* _What you have to do_
In the records below, find each line containing the word "content" and copy it.

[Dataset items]
::::::::
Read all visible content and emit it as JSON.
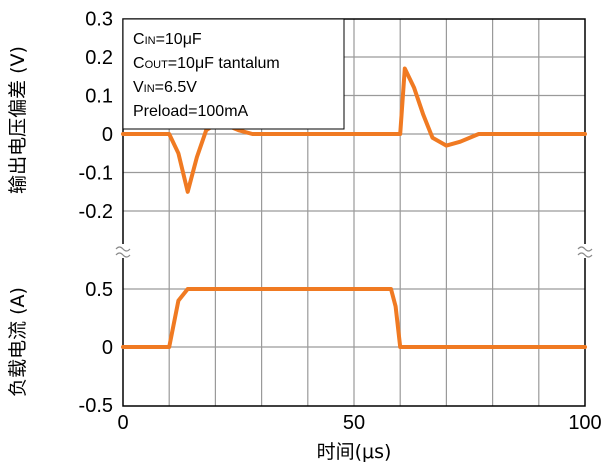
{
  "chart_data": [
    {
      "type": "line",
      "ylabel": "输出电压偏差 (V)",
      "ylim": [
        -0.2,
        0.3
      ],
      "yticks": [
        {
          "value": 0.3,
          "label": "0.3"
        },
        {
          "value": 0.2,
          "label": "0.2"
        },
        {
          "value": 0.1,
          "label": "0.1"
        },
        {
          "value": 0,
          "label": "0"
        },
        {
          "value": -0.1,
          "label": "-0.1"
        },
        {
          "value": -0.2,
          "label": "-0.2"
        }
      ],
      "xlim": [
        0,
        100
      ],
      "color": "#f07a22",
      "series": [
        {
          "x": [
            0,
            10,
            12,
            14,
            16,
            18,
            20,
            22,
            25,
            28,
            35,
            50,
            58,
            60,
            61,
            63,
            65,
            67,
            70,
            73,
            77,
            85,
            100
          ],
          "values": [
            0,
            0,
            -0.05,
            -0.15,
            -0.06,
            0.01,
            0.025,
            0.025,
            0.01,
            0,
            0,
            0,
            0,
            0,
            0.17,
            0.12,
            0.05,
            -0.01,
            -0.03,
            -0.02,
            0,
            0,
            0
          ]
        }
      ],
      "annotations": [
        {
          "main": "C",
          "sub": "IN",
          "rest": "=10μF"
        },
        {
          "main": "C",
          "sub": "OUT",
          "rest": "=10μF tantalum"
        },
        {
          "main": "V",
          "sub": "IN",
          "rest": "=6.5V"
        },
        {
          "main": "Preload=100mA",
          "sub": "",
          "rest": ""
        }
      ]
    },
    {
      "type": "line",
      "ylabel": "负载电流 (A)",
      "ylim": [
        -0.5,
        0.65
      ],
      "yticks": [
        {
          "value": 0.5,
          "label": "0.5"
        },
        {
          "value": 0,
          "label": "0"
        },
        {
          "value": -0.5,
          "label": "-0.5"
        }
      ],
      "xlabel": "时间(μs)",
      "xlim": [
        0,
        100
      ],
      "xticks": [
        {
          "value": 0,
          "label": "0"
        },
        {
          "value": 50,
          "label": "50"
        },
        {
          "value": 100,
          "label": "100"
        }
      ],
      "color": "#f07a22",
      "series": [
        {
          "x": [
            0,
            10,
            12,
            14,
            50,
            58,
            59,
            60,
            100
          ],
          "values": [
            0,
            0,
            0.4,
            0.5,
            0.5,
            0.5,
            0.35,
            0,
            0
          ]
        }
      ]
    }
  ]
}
::::::::
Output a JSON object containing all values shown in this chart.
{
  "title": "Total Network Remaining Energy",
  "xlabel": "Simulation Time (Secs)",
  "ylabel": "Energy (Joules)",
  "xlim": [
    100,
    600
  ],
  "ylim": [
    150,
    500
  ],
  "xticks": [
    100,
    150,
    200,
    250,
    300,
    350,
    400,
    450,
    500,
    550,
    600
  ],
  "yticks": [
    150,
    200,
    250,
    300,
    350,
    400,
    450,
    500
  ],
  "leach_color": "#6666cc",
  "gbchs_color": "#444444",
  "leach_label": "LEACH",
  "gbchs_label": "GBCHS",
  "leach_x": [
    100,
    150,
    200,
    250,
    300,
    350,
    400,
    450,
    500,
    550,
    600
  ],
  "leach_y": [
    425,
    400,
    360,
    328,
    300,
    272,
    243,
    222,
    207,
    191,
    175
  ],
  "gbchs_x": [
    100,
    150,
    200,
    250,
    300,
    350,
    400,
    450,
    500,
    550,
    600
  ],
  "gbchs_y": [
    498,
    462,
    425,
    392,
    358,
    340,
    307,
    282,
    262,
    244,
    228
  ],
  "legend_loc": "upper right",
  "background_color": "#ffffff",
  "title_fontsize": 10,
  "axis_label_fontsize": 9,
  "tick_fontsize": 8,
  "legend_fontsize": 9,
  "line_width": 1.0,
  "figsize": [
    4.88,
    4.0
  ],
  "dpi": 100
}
::::::::
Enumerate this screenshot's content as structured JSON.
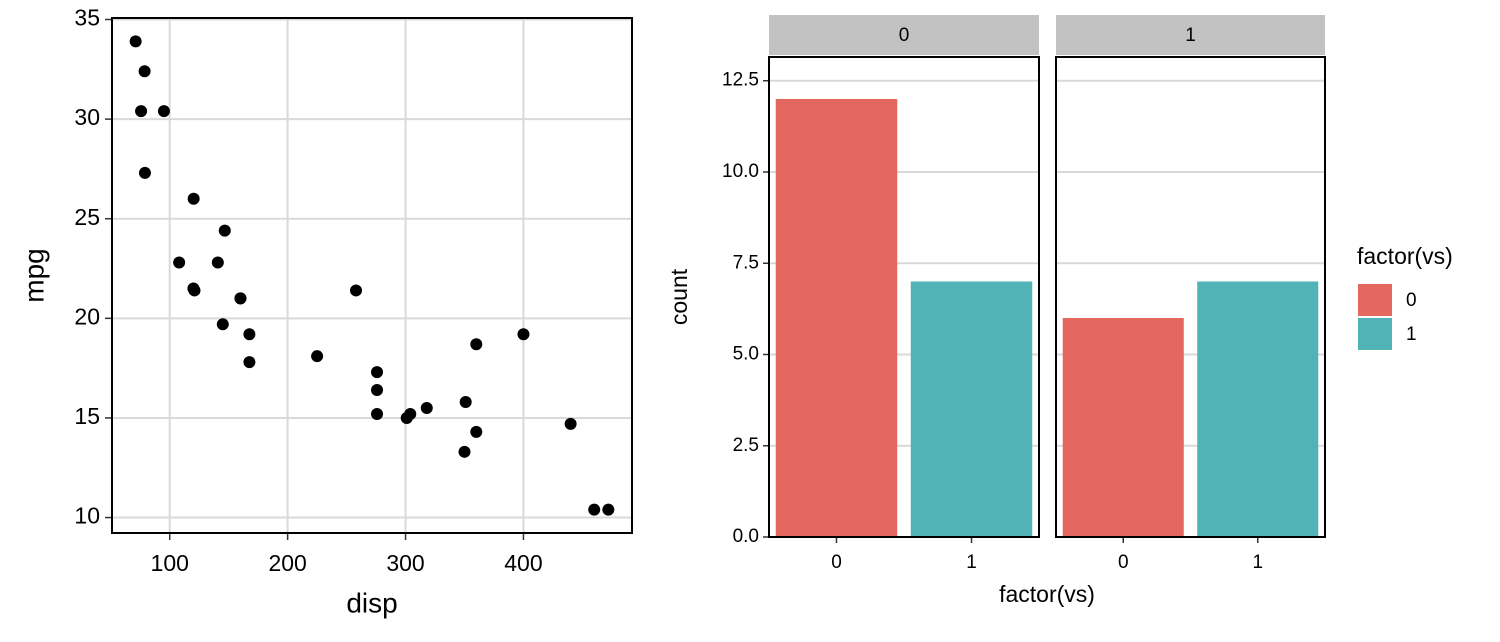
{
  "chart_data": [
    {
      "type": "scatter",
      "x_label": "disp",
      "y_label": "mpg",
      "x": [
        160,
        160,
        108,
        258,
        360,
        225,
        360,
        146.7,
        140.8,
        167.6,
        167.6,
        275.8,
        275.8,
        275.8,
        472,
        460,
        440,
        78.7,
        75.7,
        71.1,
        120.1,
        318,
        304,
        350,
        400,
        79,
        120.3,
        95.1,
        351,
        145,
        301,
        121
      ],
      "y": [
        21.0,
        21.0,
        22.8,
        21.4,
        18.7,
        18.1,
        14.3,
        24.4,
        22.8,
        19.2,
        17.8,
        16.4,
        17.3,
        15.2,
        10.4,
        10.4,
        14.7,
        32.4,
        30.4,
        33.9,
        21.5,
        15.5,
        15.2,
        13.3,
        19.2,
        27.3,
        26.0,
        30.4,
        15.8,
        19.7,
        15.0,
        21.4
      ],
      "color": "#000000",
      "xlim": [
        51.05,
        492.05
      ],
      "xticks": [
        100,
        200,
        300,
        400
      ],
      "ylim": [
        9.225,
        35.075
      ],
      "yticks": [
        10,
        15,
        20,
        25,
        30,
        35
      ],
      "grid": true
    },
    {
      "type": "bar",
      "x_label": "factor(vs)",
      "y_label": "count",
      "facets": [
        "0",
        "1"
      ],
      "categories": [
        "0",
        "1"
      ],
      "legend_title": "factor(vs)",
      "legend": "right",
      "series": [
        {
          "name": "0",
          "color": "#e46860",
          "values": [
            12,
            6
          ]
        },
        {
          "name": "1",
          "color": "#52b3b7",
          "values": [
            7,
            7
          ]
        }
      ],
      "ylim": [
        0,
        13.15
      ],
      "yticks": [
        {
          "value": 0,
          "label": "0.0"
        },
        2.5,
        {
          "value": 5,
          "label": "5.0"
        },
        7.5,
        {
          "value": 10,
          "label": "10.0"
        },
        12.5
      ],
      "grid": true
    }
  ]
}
::::::::
* _Solved exercise_
Read all visible content and emit it as JSON.
Enumerate this screenshot's content as structured JSON.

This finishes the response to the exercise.